- [Task requirements]
Locate the string "status" throughout the material and copy every line in which it occurs.

- [Provided data]
+++++

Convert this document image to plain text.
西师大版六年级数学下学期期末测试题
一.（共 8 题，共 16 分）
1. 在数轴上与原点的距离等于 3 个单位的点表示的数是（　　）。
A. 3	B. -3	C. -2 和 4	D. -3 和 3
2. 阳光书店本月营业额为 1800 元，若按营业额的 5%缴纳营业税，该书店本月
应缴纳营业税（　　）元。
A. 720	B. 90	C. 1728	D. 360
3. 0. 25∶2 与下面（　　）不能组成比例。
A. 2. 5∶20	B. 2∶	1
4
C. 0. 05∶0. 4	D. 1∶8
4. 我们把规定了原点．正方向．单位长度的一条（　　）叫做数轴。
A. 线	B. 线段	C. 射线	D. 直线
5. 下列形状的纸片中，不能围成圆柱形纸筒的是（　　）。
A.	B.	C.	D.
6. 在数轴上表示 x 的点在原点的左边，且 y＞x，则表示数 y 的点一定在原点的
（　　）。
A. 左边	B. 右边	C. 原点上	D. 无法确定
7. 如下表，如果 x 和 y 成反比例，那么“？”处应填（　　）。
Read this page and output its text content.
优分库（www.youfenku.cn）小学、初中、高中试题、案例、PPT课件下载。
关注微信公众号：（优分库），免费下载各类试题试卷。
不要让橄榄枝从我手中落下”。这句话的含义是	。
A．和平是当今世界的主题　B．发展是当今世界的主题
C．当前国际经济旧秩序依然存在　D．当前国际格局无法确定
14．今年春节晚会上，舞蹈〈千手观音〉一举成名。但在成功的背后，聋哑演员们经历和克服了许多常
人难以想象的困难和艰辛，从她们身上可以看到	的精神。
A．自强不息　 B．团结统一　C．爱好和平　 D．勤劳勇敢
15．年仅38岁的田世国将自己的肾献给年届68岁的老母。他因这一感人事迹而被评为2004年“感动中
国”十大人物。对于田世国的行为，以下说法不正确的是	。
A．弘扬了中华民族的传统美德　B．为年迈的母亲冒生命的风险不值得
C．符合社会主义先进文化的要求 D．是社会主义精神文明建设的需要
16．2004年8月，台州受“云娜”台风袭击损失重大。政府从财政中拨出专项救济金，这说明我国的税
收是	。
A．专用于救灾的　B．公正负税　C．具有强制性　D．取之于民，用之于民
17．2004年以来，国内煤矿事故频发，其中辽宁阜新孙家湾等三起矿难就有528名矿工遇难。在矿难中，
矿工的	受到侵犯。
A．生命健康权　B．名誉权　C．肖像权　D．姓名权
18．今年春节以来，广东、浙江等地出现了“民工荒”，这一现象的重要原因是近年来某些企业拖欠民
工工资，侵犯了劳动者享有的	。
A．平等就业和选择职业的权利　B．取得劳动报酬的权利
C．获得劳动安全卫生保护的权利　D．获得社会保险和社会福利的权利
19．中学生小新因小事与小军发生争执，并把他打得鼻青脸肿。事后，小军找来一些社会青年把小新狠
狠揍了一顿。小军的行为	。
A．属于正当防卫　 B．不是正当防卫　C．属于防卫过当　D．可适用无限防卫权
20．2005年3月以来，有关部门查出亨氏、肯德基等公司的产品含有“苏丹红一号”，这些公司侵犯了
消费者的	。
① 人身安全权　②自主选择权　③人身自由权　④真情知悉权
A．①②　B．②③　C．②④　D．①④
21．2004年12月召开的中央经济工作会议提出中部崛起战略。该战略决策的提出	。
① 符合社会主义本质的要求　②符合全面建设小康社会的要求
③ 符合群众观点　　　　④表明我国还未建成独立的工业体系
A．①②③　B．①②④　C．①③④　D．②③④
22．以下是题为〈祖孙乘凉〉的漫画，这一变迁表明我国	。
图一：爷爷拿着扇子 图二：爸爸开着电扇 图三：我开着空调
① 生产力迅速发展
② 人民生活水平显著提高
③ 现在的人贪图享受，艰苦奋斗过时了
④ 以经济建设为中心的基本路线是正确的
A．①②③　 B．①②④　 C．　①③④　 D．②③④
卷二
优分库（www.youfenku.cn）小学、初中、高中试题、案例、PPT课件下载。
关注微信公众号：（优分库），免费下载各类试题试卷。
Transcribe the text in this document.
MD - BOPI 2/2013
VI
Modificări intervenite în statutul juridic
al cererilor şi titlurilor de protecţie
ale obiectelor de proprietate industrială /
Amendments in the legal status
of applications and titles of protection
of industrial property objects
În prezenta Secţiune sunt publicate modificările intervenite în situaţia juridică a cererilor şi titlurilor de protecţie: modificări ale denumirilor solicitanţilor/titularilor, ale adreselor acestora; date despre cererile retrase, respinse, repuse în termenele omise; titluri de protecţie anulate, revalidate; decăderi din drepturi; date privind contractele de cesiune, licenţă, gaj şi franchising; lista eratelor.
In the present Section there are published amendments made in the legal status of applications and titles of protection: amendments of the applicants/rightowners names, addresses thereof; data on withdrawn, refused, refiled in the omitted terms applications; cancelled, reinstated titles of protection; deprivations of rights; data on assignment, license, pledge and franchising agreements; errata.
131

+++++

- [Correct result]
Amendments in the legal status
In the present Section there are published amendments made in the legal status of applications and titles of protection: amendments of the applicants/rightowners names, addresses thereof; data on withdrawn, refused, refiled in the omitted terms applications; cancelled, reinstated titles of protection; deprivations of rights; data on assignment, license, pledge and franchising agreements; errata.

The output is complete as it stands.